### Exercise 1
Using the recipe for lemon blueberry no-bake cheesecake cups, answer these:
(a) What state should the cream cheese be in before mixing, according to the tip?
(b) How much melted butter goes into the cookie crust?
(c) What can be used in place of graham cracker crumbs?
### Exercise 2
Carry on the lemon blueberry cheesecake cups recipe from its last ingredient, finishing the list and adding the steps.

### Selected excerpt
------------
Lemon Blueberry Dream No-Bake Cheesecake Cups

Brighten up your dessert table with these Lemon Blueberry Dream No-Bake Cheesecake Cups! Each individual serving bursts with zesty lemon cheesecake cream, a tangy blueberry compote, and a buttery cookie crumble. No oven required—just a little chilling and layering for a show-stopping sweet treat perfect for any occasion.



Top Tip

For the silkiest cheesecake texture, make sure your cream cheese is fully softened before mixing.


Ingredients

For the Cookie Crust

  • 3/4 cup graham cracker crumbs (or digestive biscuits)
  • 2 tbsp melted unsalted butter
  • 1 tbsp sugar

For the Lemon Cheesecake Filling

  • 8 oz (225g) cream cheese, softened
  • 1/3 cup powdered sugar
  • 1/2 cup heavy cream, cold
  • 2 tbsp lemon juice (freshly squeezed)
------------
### Given data
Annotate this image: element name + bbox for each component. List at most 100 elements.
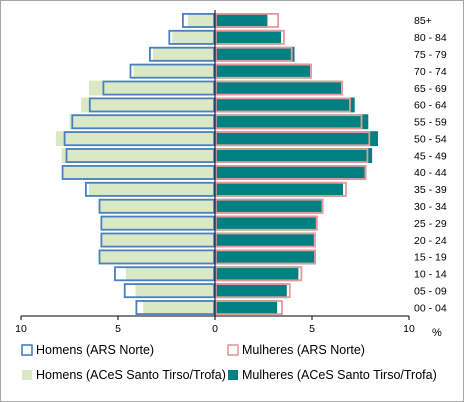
------------
### Exercise output 1
(a) Fully softened.
(b) 2 tbsp of melted unsalted butter.
(c) Digestive biscuits.

### Exercise output 2
  • 1 tsp lemon zest
  • 1/2 tsp vanilla extract

For the Blueberry Compote

  • 1 cup fresh or frozen blueberries
  • 2 tbsp sugar
  • 1 tbsp lemon juice
  • 1 tsp cornstarch mixed with 1 tbsp water (optional, for thickening)

To Serve

  • Extra lemon zest or fresh blueberries, for garnish

Steps

  1. Mix graham cracker crumbs, melted butter, and sugar in a bowl until the mixture resembles wet sand. Spoon evenly into 4 small jars or glasses and press down gently to form a crust layer.
  2. In a medium bowl, beat the softened cream cheese and powdered sugar until smooth and creamy.
  3. Add lemon juice, lemon zest, and vanilla extract. Beat again until combined.
  4. In a separate bowl, whip the cold heavy cream to soft peaks. Gently fold the whipped cream into the lemon cream cheese mixture until smooth and fluffy.
  5. For the blueberry compote, combine blueberries, sugar, and lemon juice in a small saucepan over medium heat. Cook for 3-5 minutes until the berries burst and the mixture thickens. If you’d like it thicker, stir in the cornstarch slurry and simmer for 1 more minute. Cool completely.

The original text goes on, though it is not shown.